* begin TEXT EXTRACT *
Young people dance, driven by the wind, on the
wind, they think they are flying with him.
The wind gets wilder, he seizes the branches and
they blow up and down, shaking.
People, too, are swept along with this motion,
they run into the wind, laugh with him,
throw themselves at him, beside themselves now,
completely immersed in the wind’s game. 
The wind becomes a tempest, serious and
violent–the people cling to each other to brace
themselves against him–all is struggle.
The great strong tree falls. The storm is over,
the leaves just tremble softly.
This poem, by ballerina Grete Wiesenthal, appeared in the concert program for the 1910 premiere in Vienna of Franz Schrecker’s The Wind. Inspired by Wiesenthal’s ideas, Schrecker composed this chamber work between 1908–09 for her own dance, a style incorporating the more abstract art forms of mime and pantomime. The chamber work, a gestural depiction of the vivid character of a strong wind, was an innovative collaboration between composer and choreographer.
Franz Schreker, one of the earliest musical targets of Nazi persecution, was born in 1878 to a Jewish father, Ignaz Schrecker, and a Catholic mother, Eleonore von Clossmann. His fame and influence were at their peak during the politically and economically unstable years at the start of the Weimar Republic. By1920, Schreker was, after Richard Strauss, the most frequently performed living opera composer in the Weimar Republic. He became director of the Hochschule für Musik in Berlin in autumn 1920, and helped transform it into the pre-eminent conservatory of its day. But with the rise of Nazism, Shrecker was targeted for his Jewish origins, his avant-garde style, and his progressive politics. Performances of his works provoked scandals, and became increasingly rare. In June 1932, he was forced to resign his position at the Hochschule, not only for his own Jewish roots, but also because he was unwilling to comply with the discriminatory policies against Jewish faculty members, including such international artists as Carl Flesch, Eduard Steuermann, and Arthur Schnabel. Schrecker suffered a stroke in 1933, and died the following year at age 56. With no one to champion his work, his career was left a footnote in music history. After a half-century of obscurity, Schreker’s extraordinary music has struck the eyes and ears of performers and audiences discovering the composers and music once banned by the Nazis as “degenerate.” These admirable efforts are beginning to shed long-awaited light on a nearly lost legacy of music between the World Wars.
* end TEXT EXTRACT *
* begin GIVEN INFORMATION *
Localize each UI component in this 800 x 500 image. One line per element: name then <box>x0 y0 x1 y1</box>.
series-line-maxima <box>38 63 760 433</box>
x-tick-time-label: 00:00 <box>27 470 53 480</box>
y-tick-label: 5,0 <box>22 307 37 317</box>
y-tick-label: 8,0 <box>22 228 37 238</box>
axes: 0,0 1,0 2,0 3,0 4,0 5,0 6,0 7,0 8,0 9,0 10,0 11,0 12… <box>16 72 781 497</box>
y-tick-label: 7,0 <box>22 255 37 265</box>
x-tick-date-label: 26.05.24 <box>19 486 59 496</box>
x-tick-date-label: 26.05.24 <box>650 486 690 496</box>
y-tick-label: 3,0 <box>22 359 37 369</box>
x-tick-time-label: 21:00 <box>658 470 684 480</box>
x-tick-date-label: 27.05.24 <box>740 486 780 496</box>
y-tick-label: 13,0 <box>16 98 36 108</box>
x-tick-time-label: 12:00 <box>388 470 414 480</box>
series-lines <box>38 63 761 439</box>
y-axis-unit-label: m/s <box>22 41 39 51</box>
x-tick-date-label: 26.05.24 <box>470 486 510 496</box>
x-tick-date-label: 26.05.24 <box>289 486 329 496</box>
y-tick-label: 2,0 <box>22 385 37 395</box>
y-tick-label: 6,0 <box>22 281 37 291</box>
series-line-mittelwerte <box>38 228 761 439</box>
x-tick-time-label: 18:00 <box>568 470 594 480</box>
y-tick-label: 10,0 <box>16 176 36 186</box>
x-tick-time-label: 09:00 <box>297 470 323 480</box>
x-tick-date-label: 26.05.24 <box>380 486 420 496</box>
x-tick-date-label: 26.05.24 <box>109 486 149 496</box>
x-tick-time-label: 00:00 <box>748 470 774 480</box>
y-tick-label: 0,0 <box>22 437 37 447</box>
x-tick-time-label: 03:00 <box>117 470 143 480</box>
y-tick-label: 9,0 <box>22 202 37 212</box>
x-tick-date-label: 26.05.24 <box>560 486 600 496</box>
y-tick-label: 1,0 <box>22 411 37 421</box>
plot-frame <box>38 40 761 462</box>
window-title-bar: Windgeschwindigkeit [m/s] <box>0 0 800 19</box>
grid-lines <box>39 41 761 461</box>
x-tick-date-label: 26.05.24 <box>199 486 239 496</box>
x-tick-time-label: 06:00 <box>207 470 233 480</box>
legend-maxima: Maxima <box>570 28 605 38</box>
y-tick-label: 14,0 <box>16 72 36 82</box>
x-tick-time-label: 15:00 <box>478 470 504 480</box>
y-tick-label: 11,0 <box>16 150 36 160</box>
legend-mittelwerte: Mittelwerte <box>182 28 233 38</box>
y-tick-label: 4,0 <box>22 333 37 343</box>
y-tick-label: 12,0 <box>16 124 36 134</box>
* end GIVEN INFORMATION *
PROBLEM DESCRIPTION:
Answer these questions from the text above about the composer of The Wind.
(a) In which city and in what year did The Wind premiere?
(b) In what season and year did the composer become director of the Hochschule für Musik in Berlin?
(c) In what year did he suffer a stroke?

EXPECTED OUTPUT:
(a) Vienna, 1910
(b) Autumn 1920
(c) 1933